SET PROBLEM: Determine how many lines contain the string "Paste" and reply with that number alone.
# # # #
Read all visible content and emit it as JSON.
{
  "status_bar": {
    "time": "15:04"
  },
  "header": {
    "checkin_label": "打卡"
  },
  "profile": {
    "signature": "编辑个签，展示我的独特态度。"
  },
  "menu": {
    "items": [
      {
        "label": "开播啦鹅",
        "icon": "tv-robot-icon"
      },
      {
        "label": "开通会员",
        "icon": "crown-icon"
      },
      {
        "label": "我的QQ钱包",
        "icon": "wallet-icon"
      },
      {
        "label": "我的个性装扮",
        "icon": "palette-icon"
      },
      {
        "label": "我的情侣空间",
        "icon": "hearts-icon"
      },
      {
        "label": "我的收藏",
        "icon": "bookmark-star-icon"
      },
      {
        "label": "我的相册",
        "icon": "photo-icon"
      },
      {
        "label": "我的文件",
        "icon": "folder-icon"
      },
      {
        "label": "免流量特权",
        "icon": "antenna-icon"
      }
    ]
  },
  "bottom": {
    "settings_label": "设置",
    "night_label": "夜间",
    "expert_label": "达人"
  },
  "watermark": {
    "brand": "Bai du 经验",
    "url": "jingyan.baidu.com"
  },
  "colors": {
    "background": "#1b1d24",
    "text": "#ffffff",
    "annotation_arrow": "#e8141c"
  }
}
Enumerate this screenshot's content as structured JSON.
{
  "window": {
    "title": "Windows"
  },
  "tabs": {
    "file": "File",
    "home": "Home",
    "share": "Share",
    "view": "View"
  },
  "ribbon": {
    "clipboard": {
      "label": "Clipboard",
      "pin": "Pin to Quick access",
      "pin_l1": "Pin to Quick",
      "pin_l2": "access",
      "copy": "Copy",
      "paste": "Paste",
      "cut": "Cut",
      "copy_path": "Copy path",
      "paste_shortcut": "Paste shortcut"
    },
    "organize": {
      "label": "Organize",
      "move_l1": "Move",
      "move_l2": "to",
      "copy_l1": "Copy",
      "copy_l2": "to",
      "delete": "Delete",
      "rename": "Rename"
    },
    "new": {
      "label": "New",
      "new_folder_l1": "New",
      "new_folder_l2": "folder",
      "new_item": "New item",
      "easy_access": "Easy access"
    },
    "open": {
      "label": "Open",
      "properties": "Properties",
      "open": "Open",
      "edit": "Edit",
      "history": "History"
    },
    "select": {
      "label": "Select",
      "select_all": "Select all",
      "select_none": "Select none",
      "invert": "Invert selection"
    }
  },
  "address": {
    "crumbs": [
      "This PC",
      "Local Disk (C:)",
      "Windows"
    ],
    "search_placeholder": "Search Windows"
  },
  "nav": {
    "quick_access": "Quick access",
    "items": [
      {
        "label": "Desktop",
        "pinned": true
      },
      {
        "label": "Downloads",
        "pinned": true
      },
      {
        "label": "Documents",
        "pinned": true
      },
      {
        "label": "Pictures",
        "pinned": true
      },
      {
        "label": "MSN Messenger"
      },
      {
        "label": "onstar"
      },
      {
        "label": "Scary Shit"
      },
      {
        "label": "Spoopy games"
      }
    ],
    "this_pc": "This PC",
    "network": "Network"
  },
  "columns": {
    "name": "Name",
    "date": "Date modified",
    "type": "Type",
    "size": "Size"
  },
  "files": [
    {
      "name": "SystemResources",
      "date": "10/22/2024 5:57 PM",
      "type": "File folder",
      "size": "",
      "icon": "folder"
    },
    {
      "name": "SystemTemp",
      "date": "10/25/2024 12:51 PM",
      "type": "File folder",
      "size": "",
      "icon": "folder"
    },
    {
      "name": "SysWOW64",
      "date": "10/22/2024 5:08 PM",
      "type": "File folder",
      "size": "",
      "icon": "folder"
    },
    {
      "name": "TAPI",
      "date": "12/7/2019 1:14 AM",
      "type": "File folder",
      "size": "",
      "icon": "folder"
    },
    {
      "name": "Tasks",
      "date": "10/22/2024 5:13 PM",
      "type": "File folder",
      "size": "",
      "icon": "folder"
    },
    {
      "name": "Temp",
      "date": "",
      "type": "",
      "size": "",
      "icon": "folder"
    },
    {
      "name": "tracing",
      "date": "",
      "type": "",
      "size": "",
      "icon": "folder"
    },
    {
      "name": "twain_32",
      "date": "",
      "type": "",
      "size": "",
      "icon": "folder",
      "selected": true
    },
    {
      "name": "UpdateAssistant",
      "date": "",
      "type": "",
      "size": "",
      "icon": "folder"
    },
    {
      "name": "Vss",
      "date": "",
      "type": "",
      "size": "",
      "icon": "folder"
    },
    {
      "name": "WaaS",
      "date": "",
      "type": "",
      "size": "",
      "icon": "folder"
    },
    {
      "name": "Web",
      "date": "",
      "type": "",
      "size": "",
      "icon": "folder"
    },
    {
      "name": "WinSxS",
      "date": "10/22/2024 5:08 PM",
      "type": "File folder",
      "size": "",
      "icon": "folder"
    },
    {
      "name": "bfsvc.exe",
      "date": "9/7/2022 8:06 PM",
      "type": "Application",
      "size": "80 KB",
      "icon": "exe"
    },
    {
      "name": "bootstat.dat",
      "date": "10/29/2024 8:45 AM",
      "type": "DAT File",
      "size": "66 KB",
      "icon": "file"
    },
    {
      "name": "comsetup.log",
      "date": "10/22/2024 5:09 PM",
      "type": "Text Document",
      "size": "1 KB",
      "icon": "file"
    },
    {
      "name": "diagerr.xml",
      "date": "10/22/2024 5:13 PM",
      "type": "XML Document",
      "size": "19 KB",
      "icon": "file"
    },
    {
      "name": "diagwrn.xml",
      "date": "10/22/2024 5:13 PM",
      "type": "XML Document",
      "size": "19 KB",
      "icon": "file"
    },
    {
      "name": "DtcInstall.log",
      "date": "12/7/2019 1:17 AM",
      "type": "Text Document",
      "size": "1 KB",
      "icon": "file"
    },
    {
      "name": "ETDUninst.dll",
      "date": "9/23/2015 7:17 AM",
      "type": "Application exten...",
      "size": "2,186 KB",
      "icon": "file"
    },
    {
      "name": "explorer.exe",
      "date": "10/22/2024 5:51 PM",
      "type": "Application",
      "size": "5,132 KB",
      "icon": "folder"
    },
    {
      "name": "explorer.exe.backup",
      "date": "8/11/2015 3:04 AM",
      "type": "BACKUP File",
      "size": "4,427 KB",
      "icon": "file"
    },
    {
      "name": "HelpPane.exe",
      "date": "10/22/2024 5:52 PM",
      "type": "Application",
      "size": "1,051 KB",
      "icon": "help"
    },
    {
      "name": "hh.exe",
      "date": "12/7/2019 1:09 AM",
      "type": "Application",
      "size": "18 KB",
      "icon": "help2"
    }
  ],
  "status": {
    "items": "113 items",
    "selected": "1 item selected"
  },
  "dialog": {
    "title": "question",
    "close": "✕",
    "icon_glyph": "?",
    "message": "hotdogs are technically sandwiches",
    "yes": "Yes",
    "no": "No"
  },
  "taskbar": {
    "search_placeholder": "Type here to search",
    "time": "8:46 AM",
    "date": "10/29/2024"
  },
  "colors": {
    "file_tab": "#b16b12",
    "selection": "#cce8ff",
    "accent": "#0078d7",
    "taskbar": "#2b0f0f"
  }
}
# # # #
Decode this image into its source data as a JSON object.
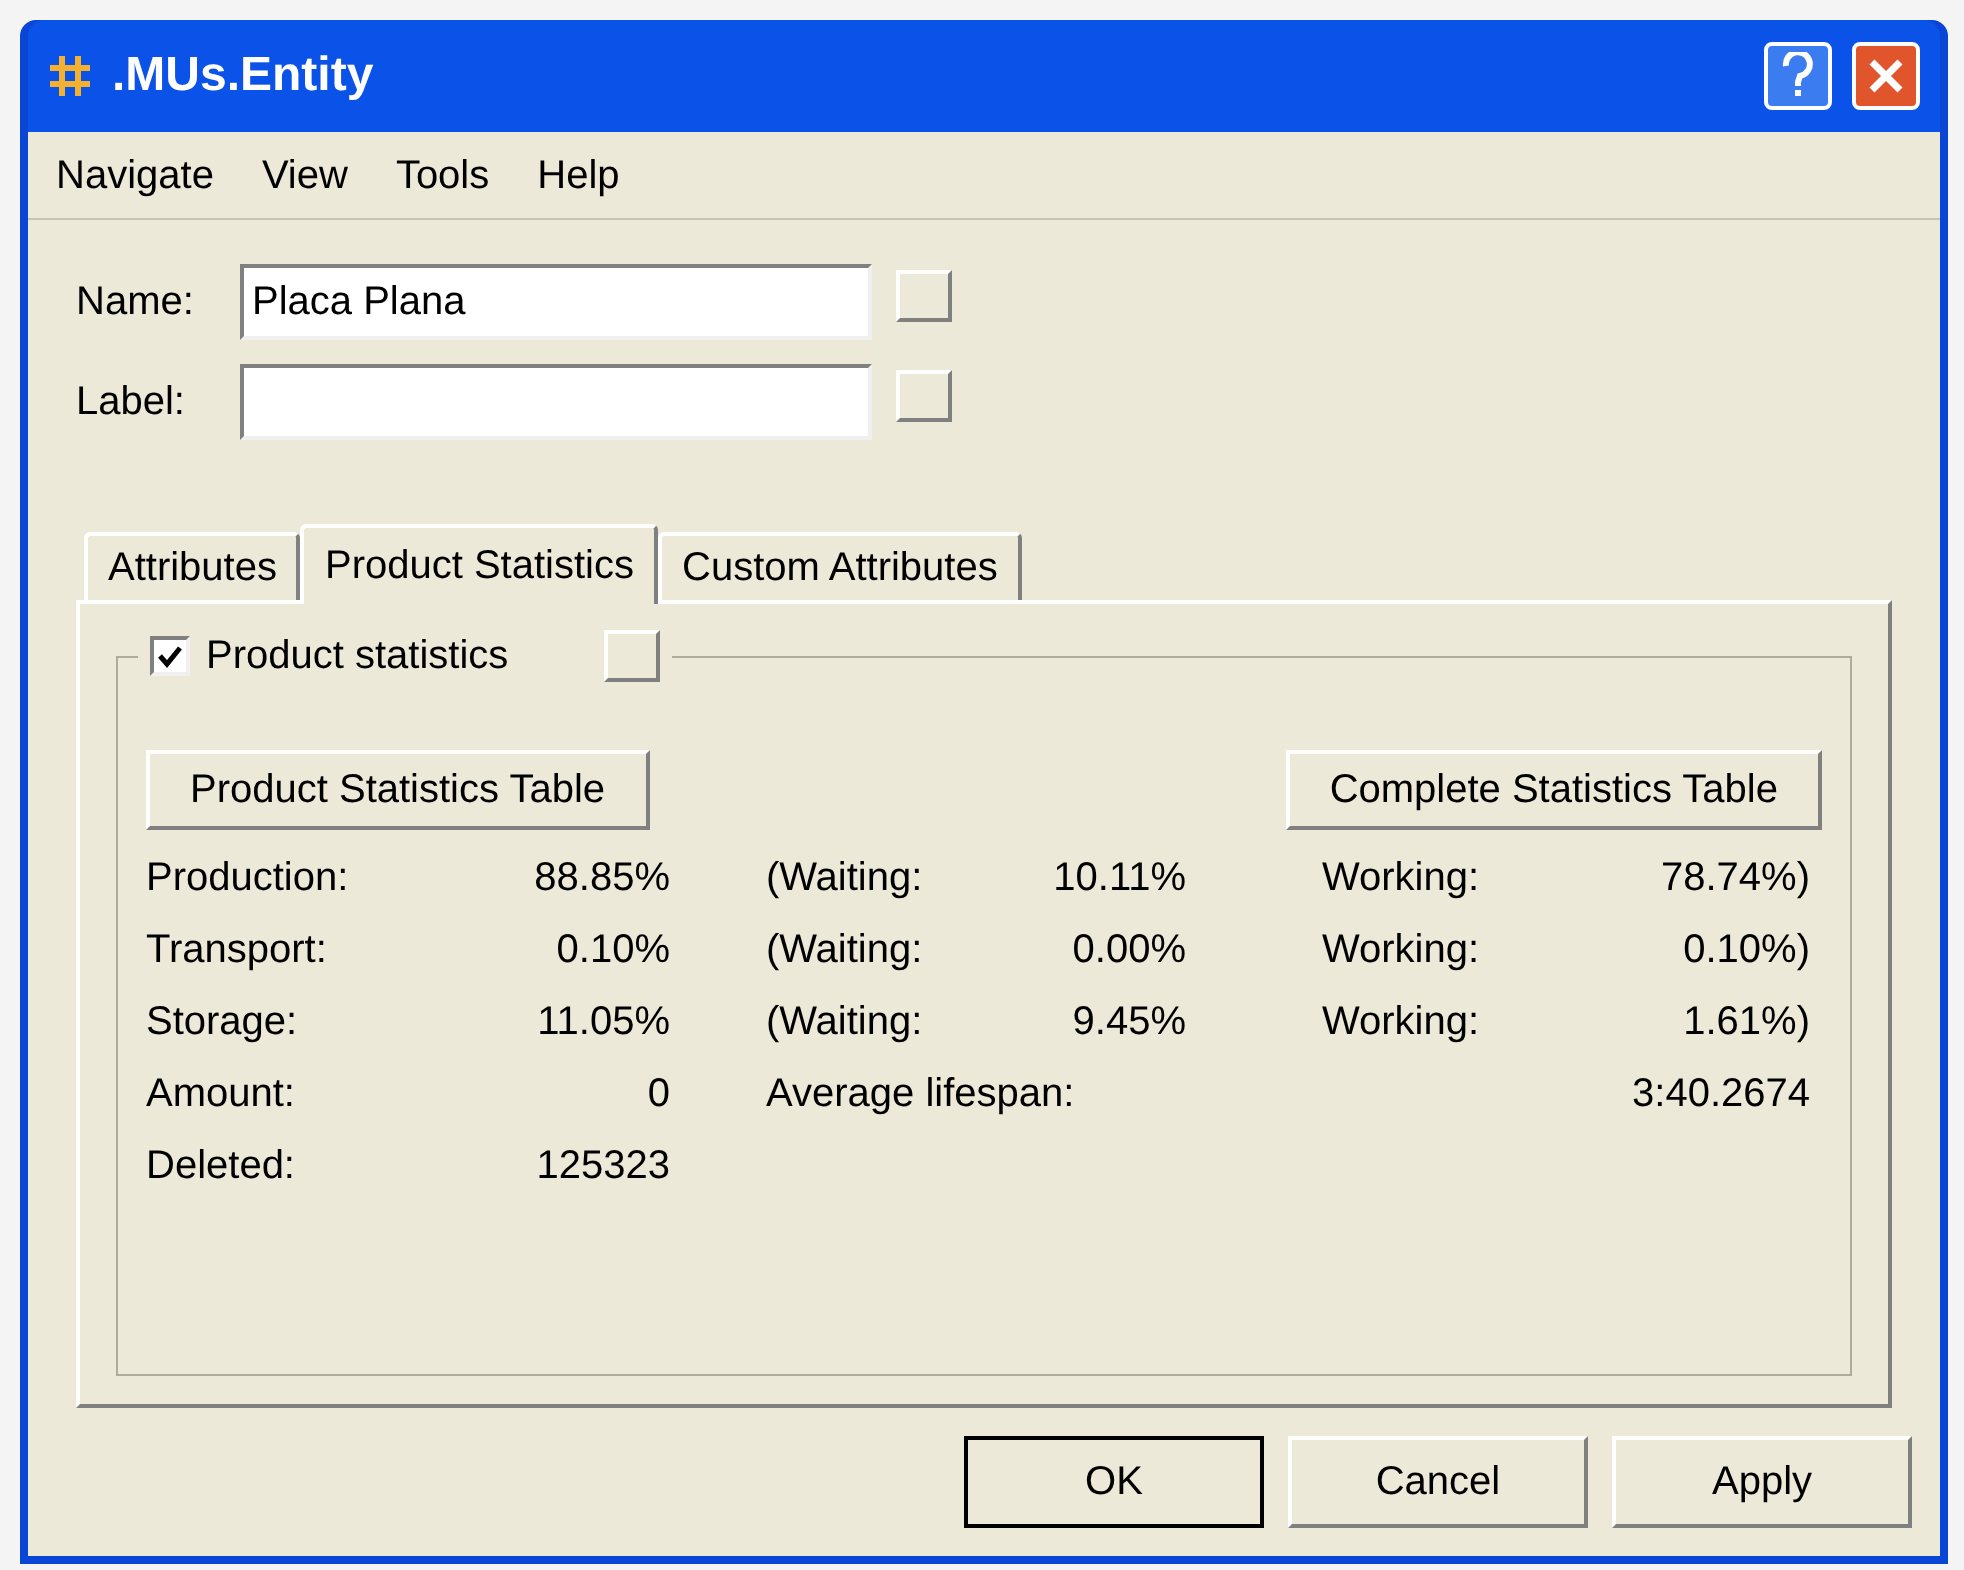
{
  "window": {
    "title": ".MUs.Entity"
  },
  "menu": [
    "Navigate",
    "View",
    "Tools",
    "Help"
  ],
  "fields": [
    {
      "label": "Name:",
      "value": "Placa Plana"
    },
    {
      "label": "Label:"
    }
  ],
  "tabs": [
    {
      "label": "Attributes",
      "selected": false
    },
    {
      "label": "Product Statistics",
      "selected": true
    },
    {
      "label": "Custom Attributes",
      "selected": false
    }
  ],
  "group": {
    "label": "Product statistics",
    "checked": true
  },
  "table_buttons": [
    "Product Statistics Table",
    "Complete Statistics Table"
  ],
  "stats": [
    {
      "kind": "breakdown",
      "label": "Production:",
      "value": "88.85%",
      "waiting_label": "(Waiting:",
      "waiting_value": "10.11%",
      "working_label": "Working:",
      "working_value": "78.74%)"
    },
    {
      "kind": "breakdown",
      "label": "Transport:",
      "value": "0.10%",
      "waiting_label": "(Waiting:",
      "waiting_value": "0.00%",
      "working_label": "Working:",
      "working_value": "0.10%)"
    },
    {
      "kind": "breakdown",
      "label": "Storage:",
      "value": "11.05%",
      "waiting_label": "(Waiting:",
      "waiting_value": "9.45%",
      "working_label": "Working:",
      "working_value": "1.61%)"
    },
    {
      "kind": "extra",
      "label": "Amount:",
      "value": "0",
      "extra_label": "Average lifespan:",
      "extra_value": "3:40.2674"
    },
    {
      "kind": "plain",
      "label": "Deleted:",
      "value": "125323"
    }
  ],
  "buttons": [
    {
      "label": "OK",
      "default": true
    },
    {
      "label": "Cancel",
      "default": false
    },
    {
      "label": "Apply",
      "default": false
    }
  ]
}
# # # #
FINAL RESULT: 2